-------- Data excerpts
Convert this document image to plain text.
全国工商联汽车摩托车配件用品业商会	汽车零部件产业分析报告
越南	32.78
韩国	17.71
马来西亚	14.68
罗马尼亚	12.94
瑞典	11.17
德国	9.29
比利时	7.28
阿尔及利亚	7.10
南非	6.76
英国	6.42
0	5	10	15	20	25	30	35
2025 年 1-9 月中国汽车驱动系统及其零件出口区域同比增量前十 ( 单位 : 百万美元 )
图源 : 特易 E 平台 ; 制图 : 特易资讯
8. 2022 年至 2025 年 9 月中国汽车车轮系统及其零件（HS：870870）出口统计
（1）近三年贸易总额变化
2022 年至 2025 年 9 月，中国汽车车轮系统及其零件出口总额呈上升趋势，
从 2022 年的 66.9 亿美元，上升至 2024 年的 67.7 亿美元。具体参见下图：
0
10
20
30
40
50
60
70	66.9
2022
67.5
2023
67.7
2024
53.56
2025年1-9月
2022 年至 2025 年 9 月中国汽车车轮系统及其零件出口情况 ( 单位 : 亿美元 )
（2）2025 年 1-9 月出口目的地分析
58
----------------
◆ Given problem ◆
Write out the whole listing again. Match it word for word.

◆ Written answer ◆
Convert this document image to plain text.
全国工商联汽车摩托车配件用品业商会	汽车零部件产业分析报告
越南	32.78
韩国	17.71
马来西亚	14.68
罗马尼亚	12.94
瑞典	11.17
德国	9.29
比利时	7.28
阿尔及利亚	7.10
南非	6.76
英国	6.42
0	5	10	15	20	25	30	35
2025 年 1-9 月中国汽车驱动系统及其零件出口区域同比增量前十 ( 单位 : 百万美元 )
图源 : 特易 E 平台 ; 制图 : 特易资讯
8. 2022 年至 2025 年 9 月中国汽车车轮系统及其零件（HS：870870）出口统计
（1）近三年贸易总额变化
2022 年至 2025 年 9 月，中国汽车车轮系统及其零件出口总额呈上升趋势，
从 2022 年的 66.9 亿美元，上升至 2024 年的 67.7 亿美元。具体参见下图：
0
10
20
30
40
50
60
70	66.9
2022
67.5
2023
67.7
2024
53.56
2025年1-9月
2022 年至 2025 年 9 月中国汽车车轮系统及其零件出口情况 ( 单位 : 亿美元 )
（2）2025 年 1-9 月出口目的地分析
58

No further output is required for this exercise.